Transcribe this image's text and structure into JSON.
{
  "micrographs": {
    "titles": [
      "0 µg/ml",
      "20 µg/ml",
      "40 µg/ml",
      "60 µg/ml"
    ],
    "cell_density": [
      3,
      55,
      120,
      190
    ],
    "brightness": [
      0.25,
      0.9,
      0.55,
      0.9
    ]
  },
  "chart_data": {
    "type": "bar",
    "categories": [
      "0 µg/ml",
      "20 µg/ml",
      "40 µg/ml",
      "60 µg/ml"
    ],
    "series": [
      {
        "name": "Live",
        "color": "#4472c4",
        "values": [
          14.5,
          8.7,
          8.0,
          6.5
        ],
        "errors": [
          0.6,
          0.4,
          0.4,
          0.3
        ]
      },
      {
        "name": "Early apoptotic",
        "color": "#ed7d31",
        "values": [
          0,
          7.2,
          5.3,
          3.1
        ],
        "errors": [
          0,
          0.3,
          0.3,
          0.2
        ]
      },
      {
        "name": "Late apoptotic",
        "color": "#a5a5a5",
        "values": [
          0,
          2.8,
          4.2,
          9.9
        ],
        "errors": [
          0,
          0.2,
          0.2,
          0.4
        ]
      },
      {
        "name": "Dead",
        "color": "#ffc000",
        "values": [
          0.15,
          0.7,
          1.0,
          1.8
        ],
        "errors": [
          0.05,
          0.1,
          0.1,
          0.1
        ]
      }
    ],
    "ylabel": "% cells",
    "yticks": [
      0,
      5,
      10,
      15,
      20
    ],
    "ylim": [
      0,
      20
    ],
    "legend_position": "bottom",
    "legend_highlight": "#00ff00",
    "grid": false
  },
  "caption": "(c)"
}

——————————

- Problem requirements -
The response should be every record above restated exactly.

- The answer -
Transcribe this image's text and structure into JSON.
{
  "micrographs": {
    "titles": [
      "0 µg/ml",
      "20 µg/ml",
      "40 µg/ml",
      "60 µg/ml"
    ],
    "cell_density": [
      3,
      55,
      120,
      190
    ],
    "brightness": [
      0.25,
      0.9,
      0.55,
      0.9
    ]
  },
  "chart_data": {
    "type": "bar",
    "categories": [
      "0 µg/ml",
      "20 µg/ml",
      "40 µg/ml",
      "60 µg/ml"
    ],
    "series": [
      {
        "name": "Live",
        "color": "#4472c4",
        "values": [
          14.5,
          8.7,
          8.0,
          6.5
        ],
        "errors": [
          0.6,
          0.4,
          0.4,
          0.3
        ]
      },
      {
        "name": "Early apoptotic",
        "color": "#ed7d31",
        "values": [
          0,
          7.2,
          5.3,
          3.1
        ],
        "errors": [
          0,
          0.3,
          0.3,
          0.2
        ]
      },
      {
        "name": "Late apoptotic",
        "color": "#a5a5a5",
        "values": [
          0,
          2.8,
          4.2,
          9.9
        ],
        "errors": [
          0,
          0.2,
          0.2,
          0.4
        ]
      },
      {
        "name": "Dead",
        "color": "#ffc000",
        "values": [
          0.15,
          0.7,
          1.0,
          1.8
        ],
        "errors": [
          0.05,
          0.1,
          0.1,
          0.1
        ]
      }
    ],
    "ylabel": "% cells",
    "yticks": [
      0,
      5,
      10,
      15,
      20
    ],
    "ylim": [
      0,
      20
    ],
    "legend_position": "bottom",
    "legend_highlight": "#00ff00",
    "grid": false
  },
  "caption": "(c)"
}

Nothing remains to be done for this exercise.